*Written task*. Where the string "como" occurs in the material below, report the whole line.
Start Data section
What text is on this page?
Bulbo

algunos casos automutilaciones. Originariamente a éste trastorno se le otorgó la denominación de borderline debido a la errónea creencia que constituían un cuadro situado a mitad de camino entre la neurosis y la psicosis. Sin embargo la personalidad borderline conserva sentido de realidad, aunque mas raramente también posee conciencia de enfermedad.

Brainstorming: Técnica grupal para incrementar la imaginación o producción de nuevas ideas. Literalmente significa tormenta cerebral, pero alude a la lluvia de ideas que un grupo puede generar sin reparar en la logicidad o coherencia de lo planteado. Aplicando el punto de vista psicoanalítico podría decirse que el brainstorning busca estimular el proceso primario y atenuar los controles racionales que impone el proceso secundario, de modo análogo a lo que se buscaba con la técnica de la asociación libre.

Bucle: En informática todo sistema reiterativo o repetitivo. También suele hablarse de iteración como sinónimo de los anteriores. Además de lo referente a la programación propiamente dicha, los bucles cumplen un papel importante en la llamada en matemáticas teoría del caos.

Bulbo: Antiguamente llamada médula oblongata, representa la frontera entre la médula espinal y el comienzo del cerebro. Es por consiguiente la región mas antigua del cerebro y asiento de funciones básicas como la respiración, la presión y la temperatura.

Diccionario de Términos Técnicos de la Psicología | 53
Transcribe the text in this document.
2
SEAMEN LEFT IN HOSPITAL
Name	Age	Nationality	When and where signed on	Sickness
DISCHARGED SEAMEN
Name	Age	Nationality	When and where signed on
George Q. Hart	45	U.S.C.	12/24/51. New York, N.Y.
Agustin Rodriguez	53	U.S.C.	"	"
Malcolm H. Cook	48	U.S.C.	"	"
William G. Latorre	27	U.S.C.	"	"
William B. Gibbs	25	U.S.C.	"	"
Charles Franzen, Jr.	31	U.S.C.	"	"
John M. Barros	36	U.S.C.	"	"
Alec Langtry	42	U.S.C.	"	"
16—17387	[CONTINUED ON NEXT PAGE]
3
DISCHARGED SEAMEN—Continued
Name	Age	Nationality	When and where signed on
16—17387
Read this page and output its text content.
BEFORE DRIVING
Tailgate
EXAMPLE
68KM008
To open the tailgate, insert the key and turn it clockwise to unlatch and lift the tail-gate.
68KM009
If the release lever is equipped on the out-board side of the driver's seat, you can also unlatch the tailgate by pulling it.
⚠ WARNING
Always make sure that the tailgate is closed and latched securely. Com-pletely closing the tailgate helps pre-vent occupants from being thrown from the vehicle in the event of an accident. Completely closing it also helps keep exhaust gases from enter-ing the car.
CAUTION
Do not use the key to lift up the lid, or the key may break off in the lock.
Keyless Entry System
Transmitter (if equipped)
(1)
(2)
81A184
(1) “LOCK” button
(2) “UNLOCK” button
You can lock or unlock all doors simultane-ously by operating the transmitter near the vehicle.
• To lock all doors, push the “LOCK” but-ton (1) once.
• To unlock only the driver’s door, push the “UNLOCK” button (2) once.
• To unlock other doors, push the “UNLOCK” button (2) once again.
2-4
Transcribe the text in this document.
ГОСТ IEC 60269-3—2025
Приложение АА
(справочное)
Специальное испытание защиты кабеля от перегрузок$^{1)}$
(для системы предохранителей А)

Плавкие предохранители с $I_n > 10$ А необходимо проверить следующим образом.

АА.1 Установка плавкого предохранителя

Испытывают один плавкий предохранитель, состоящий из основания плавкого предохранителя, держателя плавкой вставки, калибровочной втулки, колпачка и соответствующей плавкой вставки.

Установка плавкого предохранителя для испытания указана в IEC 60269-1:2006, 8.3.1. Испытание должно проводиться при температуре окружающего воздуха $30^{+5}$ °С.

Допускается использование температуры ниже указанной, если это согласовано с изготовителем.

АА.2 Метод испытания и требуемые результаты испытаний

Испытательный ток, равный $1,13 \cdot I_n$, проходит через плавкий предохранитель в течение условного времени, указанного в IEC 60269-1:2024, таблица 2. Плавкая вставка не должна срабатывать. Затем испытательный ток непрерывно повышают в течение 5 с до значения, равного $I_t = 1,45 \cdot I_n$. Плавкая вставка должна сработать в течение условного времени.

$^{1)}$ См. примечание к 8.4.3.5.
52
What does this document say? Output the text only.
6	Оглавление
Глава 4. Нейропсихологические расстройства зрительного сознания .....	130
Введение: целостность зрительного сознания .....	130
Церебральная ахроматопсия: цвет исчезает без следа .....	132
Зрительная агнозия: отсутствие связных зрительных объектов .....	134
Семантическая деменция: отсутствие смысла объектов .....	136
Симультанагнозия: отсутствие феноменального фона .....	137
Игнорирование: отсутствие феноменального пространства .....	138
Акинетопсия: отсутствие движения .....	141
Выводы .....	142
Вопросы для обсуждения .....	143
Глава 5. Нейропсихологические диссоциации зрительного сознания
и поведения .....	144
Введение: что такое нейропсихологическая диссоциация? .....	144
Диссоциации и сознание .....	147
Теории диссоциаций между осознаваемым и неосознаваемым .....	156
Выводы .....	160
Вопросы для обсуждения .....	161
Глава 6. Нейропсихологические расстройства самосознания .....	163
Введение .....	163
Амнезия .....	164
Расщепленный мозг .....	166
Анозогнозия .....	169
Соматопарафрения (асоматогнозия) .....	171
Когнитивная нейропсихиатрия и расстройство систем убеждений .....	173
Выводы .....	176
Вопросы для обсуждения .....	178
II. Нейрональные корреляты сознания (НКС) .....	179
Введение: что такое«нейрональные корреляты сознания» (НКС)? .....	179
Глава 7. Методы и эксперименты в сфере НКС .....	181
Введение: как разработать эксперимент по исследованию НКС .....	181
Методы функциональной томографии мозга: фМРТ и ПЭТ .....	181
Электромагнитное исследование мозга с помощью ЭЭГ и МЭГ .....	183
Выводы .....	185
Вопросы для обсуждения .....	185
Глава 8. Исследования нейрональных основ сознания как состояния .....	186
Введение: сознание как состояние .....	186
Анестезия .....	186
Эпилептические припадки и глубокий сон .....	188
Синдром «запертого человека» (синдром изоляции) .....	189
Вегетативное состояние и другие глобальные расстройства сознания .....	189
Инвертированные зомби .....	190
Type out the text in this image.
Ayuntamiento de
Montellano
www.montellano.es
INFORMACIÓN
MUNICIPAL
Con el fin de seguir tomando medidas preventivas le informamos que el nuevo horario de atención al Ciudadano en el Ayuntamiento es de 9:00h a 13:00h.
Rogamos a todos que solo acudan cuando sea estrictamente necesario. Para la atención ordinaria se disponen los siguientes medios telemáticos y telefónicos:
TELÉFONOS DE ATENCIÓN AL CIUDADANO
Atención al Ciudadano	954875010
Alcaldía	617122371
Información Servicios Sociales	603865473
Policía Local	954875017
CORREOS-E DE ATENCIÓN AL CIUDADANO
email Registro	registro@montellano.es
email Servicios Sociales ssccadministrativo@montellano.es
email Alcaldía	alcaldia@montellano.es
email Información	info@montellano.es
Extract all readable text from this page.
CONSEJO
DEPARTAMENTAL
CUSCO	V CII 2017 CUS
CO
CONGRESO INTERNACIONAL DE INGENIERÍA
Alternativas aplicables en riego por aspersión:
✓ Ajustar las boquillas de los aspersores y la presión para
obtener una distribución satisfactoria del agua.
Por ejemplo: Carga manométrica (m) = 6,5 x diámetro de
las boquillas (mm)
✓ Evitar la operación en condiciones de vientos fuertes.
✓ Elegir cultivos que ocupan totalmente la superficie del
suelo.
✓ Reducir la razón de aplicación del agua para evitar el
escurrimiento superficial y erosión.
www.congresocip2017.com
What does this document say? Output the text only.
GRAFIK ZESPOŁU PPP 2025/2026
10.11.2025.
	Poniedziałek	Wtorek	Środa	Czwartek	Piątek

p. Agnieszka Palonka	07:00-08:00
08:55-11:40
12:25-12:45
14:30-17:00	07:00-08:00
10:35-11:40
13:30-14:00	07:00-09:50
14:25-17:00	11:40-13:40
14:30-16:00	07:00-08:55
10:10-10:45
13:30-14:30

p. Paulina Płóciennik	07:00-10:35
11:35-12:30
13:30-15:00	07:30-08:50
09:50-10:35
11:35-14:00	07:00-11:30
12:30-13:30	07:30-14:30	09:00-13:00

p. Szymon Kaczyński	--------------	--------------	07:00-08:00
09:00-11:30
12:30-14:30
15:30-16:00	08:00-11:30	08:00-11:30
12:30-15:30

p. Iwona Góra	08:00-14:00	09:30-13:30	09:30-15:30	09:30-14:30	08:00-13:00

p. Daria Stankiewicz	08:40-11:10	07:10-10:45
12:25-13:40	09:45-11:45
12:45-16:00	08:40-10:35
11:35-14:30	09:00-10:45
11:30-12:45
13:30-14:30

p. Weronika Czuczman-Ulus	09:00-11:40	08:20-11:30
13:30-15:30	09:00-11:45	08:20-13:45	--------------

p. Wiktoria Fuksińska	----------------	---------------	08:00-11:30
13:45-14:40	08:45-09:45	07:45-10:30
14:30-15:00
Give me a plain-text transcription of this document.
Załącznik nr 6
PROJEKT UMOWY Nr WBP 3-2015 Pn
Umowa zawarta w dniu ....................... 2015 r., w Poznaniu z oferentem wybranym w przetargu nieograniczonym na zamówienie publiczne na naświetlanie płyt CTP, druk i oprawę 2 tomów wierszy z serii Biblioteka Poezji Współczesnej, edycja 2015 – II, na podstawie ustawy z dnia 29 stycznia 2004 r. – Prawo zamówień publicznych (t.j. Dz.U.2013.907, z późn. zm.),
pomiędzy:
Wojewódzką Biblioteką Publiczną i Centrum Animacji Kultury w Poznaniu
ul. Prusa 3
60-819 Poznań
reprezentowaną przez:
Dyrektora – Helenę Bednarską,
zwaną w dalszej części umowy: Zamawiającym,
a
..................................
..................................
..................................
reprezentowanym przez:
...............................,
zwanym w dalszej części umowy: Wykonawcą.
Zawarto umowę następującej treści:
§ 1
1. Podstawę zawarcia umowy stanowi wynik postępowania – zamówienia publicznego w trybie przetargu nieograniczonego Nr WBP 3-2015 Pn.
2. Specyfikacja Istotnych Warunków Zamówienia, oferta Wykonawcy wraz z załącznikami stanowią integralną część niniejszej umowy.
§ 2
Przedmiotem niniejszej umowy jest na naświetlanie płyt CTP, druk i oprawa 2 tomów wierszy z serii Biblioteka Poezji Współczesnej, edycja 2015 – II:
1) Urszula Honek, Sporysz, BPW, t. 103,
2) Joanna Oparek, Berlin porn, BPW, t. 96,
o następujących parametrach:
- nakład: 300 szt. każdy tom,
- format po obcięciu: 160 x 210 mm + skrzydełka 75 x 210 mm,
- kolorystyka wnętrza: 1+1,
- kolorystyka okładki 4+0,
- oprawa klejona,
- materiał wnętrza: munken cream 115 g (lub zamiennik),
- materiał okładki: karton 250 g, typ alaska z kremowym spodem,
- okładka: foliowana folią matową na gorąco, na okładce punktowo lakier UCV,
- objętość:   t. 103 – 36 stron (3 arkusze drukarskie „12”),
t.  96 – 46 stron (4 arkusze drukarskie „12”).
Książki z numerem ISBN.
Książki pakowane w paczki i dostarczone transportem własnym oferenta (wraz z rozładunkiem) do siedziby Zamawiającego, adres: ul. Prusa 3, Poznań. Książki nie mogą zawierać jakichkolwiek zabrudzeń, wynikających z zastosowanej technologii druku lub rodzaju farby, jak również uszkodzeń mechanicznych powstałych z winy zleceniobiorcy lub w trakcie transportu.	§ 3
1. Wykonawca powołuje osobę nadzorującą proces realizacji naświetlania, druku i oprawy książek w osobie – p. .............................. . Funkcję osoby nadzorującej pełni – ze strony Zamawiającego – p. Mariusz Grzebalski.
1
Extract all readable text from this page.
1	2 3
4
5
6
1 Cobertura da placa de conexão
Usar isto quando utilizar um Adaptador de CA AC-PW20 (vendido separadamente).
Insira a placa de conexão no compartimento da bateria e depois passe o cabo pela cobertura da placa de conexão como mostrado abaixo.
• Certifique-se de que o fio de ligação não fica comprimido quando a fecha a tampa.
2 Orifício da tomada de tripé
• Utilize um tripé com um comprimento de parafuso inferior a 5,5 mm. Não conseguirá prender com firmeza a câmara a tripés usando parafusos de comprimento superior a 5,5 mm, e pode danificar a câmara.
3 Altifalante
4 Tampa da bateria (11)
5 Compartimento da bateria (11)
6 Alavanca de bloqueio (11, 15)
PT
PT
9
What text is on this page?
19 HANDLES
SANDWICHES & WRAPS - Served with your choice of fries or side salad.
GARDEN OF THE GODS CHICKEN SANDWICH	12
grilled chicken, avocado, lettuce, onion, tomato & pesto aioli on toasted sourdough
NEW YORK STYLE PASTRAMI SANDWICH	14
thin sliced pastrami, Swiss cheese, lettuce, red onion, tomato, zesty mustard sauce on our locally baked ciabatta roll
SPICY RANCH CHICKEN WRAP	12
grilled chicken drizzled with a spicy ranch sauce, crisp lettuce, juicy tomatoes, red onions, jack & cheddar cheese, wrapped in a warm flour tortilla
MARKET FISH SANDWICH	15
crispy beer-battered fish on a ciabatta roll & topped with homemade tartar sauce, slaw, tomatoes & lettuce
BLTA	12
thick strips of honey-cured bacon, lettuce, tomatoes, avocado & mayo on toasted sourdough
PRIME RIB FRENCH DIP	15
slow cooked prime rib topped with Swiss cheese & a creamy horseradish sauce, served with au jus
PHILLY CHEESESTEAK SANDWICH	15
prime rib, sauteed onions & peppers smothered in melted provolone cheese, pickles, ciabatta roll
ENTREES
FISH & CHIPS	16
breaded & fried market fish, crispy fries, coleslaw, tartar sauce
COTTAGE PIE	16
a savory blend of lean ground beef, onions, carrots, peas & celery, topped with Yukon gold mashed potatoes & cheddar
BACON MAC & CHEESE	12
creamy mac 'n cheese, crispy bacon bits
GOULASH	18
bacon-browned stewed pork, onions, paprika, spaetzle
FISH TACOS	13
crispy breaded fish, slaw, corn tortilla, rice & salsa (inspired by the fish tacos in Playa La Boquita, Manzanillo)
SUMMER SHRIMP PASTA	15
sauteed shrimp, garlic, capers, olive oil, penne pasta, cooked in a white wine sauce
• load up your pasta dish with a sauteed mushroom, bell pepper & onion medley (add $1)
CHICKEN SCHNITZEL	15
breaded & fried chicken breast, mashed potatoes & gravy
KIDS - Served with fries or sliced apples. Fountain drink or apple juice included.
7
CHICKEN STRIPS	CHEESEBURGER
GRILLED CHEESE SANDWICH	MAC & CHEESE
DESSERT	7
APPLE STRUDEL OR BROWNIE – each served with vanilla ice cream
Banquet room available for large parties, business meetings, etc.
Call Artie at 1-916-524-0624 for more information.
End Data section
*Result of this task*.
Bucle: En informática todo sistema reiterativo o repetitivo. También suele hablarse de iteración como sinónimo de los anteriores. Además de lo referente a la programación propiamente dicha, los bucles cumplen un papel importante en la llamada en matemáticas teoría del caos.
Bulbo: Antiguamente llamada médula oblongata, representa la frontera entre la médula espinal y el comienzo del cerebro. Es por consiguiente la región mas antigua del cerebro y asiento de funciones básicas como la respiración, la presión y la temperatura.
Insira a placa de conexão no compartimento da bateria e depois passe o cabo pela cobertura da placa de conexão como mostrado abaixo.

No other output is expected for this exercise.